Reproduce the text below about utility rate hikes and home solar payback word for word, from its first sentence to its last.

* [Text]
------------------------------------------------------------

Most folks don’t pay attention to utility rate hikes. They just accept them as a fact of life. Either that, or many find it boring to dive into the intricacies of electric power and kilowatt hour rates and prefer to live in the (expensive) convenience of the moment.

That’s their choice.

However, they’re choosing to lose money — and to line the pockets of their local electric utility.

In contrast, we’ll be saving money every year as electric rates, and, of course, the cost of gasoline, go up, and up, and up (‘Solar payback comes early for solar-charged driver’).

The typical home solar system in the U.S. reaches payback — the point at which the total cost of the system equals the cost a homeowner would pay a utility to produce the same amount of electricity — at about seven or eight years. After that, the electricity produced by one’s home solar system is free. (You will have to replace the central inverter sometime between years 12 and 15).

------------------------------------------------------------

* [Given information]
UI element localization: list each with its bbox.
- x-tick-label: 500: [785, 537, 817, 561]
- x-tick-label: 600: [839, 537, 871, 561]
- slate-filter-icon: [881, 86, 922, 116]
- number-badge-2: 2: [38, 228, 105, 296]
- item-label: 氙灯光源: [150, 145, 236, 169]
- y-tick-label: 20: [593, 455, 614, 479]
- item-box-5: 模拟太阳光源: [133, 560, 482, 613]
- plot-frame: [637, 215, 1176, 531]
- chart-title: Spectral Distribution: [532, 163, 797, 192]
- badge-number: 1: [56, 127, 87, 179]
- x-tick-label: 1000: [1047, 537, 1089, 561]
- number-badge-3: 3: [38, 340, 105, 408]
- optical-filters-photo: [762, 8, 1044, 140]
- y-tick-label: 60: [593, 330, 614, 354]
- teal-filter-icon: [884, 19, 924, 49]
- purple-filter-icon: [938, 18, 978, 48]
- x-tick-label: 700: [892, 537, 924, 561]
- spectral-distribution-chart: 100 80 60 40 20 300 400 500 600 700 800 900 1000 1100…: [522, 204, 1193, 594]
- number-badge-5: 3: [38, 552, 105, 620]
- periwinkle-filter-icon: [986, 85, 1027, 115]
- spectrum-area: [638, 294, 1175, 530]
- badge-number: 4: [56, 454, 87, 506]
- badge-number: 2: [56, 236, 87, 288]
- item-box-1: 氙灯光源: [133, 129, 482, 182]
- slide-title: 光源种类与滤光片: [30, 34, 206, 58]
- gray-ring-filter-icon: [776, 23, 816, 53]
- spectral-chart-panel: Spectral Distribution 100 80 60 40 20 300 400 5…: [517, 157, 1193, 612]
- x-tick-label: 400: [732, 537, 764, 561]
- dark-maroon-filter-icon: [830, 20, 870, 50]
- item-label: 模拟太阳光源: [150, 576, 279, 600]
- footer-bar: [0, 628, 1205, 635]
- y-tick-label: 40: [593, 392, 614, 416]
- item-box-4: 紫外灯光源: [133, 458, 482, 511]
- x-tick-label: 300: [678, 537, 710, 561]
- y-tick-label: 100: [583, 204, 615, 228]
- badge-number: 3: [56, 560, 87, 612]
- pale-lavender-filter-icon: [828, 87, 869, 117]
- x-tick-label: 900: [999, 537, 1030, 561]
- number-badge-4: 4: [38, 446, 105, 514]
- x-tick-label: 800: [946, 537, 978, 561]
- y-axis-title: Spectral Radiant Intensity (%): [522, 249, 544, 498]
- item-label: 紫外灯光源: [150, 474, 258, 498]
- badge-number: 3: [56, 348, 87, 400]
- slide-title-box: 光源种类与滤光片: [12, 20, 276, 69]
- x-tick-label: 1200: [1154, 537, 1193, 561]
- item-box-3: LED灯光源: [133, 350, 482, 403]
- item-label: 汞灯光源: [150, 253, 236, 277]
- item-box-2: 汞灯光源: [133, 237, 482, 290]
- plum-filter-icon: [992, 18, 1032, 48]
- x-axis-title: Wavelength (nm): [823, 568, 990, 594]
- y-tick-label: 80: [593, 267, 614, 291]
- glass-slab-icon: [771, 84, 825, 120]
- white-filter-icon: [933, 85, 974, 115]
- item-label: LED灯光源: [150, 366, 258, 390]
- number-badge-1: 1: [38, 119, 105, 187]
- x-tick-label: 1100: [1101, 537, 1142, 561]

------------------------------------------------------------

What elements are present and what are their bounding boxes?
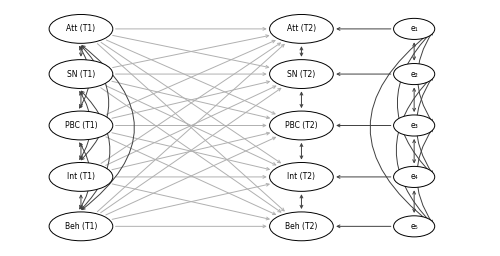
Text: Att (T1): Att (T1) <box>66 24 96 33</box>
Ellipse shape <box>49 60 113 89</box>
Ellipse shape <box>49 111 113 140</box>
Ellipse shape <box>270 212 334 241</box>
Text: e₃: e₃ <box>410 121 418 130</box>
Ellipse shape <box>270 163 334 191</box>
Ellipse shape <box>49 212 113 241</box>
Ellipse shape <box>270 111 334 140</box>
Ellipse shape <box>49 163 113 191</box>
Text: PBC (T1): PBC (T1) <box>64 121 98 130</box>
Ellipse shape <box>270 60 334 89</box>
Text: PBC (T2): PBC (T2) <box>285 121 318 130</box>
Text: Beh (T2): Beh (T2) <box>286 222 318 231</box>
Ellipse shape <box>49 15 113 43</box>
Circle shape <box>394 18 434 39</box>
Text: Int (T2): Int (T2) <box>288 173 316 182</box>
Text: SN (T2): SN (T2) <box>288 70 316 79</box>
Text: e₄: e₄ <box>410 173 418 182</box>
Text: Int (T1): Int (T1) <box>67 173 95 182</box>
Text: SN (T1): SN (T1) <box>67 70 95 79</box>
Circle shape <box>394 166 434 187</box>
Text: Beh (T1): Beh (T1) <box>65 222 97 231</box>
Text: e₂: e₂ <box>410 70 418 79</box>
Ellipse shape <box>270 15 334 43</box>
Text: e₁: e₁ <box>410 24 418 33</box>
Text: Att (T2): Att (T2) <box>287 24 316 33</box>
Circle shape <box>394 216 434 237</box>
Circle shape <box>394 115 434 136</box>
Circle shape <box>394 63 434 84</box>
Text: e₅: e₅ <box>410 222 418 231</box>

------------------------------------------------------------

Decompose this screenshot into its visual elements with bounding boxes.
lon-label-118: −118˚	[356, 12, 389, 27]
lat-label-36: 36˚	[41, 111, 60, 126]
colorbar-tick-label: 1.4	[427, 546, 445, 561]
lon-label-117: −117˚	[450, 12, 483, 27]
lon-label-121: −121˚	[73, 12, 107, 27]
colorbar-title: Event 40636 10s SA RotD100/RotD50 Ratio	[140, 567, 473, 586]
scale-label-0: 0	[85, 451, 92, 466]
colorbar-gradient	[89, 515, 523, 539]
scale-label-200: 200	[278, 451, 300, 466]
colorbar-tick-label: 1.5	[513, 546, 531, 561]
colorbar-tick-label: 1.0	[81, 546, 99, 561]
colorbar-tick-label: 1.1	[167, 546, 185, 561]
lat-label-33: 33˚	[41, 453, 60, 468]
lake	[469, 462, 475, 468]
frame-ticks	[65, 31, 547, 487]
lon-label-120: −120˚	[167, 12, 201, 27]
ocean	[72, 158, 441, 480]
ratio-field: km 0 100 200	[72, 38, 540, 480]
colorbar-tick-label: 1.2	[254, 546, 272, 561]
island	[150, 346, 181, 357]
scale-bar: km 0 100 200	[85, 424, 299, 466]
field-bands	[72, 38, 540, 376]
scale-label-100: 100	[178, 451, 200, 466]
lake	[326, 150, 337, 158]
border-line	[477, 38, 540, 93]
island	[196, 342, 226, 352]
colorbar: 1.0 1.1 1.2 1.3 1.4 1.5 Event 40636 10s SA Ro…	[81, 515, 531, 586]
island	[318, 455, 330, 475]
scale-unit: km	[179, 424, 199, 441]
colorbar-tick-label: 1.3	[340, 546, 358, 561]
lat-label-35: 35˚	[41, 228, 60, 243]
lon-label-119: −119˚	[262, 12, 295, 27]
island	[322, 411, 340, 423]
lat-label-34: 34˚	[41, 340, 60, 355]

------------------------------------------------------------

* [Solution]
Most folks don’t pay attention to utility rate hikes. They just accept them as a fact of life. Either that, or many find it boring to dive into the intricacies of electric power and kilowatt hour rates and prefer to live in the (expensive) convenience of the moment.

That’s their choice.

However, they’re choosing to lose money — and to line the pockets of their local electric utility.

In contrast, we’ll be saving money every year as electric rates, and, of course, the cost of gasoline, go up, and up, and up (‘Solar payback comes early for solar-charged driver’).

The typical home solar system in the U.S. reaches payback — the point at which the total cost of the system equals the cost a homeowner would pay a utility to produce the same amount of electricity — at about seven or eight years. After that, the electricity produced by one’s home solar system is free. (You will have to replace the central inverter sometime between years 12 and 15).